### The exercise
Each line that holds the word "учете" should be returned.

### The data
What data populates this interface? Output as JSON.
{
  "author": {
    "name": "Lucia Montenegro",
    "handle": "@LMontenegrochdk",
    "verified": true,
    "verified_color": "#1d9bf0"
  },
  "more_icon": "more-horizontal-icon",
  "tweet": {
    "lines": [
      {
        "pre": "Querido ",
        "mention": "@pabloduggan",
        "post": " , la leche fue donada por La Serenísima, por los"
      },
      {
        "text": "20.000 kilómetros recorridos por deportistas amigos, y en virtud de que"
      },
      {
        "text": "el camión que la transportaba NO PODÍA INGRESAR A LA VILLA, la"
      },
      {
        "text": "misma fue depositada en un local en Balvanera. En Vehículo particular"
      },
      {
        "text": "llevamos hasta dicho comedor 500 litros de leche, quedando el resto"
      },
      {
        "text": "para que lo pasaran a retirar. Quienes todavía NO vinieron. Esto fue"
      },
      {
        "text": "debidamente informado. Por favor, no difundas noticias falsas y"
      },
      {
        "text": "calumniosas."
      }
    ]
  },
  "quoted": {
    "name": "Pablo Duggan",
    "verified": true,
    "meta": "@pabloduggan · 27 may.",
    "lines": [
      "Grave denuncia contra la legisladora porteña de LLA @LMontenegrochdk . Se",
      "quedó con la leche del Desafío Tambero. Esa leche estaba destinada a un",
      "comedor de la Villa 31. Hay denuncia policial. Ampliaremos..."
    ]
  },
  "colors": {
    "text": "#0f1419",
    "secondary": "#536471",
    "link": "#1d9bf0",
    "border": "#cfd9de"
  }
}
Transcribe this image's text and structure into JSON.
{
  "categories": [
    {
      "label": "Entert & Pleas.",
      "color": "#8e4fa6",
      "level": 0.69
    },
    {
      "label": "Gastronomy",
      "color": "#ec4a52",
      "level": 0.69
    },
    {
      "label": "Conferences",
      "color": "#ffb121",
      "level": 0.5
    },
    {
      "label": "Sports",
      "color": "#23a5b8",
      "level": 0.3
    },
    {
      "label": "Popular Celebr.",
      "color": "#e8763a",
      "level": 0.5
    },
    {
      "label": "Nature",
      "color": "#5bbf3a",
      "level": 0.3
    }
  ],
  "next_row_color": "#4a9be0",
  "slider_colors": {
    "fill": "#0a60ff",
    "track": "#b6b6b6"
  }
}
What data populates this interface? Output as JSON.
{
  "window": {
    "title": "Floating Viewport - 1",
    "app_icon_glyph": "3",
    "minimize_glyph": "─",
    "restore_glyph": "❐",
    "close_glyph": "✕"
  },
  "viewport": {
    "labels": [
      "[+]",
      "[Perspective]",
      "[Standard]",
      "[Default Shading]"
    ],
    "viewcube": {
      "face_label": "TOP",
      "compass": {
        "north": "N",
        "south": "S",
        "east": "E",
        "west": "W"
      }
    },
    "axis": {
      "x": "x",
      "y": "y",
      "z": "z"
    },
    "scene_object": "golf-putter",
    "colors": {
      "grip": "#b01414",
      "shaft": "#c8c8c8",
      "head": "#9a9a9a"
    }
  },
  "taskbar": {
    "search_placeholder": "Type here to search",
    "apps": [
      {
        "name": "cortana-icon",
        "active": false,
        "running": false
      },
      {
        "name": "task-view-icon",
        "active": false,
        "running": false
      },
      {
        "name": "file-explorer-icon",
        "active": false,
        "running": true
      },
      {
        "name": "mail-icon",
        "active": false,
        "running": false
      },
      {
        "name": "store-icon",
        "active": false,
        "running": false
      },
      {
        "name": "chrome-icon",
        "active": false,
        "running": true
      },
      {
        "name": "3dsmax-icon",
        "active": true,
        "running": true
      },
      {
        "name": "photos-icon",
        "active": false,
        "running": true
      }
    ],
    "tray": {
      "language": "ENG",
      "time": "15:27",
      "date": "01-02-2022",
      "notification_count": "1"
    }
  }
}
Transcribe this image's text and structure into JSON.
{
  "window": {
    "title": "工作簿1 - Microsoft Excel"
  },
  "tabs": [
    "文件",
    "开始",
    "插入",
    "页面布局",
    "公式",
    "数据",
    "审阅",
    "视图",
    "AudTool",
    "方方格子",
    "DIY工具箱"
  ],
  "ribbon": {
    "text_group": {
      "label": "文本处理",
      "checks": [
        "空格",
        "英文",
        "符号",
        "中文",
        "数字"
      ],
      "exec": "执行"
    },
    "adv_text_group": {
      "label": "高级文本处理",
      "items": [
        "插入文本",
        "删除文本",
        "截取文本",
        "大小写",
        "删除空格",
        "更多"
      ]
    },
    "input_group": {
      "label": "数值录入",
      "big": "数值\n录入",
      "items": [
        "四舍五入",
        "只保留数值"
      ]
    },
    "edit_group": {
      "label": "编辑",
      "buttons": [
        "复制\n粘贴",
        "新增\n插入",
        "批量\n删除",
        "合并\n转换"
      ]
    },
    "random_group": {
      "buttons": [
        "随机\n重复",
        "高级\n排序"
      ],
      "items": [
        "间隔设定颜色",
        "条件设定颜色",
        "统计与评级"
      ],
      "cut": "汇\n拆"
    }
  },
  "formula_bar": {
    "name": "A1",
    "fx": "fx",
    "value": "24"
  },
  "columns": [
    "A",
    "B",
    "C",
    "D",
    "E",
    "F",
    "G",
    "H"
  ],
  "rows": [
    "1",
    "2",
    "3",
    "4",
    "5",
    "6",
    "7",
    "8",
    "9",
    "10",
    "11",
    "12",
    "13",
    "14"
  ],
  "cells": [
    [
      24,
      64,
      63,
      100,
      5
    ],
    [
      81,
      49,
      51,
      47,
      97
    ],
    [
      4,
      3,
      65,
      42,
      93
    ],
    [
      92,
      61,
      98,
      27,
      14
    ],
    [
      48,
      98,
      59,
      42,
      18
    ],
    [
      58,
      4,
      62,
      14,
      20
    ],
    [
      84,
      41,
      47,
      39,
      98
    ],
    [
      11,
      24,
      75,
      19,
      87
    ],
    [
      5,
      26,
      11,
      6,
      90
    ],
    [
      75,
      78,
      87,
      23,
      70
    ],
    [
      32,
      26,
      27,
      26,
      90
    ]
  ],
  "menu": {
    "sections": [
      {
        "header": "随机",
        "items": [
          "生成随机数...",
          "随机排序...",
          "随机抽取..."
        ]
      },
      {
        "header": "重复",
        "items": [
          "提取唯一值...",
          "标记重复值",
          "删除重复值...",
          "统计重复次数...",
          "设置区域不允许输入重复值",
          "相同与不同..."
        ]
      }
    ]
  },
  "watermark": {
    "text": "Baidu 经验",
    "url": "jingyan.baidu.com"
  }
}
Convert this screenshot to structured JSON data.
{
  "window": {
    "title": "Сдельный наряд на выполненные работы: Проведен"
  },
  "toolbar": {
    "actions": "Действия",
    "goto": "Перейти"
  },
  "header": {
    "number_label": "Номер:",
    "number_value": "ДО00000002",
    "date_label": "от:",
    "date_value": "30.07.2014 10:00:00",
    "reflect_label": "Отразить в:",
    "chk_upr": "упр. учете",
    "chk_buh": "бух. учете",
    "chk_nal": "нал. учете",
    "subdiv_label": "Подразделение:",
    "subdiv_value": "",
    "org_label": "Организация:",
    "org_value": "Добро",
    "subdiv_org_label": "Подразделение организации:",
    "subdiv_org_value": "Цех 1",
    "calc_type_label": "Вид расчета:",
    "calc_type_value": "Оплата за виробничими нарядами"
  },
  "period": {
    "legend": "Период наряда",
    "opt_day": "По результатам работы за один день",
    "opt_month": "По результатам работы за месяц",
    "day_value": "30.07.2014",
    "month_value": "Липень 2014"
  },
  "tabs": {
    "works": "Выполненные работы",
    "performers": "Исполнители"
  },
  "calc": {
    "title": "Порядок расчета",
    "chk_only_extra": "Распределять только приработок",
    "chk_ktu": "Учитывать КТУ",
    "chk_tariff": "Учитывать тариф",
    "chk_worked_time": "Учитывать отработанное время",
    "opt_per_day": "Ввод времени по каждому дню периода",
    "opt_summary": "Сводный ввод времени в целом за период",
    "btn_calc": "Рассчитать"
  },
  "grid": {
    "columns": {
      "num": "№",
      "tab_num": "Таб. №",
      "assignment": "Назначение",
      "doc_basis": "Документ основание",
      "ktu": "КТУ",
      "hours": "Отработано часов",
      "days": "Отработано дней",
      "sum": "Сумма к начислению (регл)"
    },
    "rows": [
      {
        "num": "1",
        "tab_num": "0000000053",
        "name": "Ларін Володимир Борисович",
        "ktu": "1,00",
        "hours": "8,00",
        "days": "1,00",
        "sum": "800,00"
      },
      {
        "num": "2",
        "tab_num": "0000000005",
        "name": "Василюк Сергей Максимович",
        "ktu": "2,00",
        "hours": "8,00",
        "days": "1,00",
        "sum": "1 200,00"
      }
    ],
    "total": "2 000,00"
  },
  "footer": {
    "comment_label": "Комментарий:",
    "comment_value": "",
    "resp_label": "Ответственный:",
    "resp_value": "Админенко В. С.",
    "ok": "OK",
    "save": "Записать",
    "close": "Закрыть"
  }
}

### Problem solution
    "chk_upr": "упр. учете",
    "chk_buh": "бух. учете",
    "chk_nal": "нал. учете",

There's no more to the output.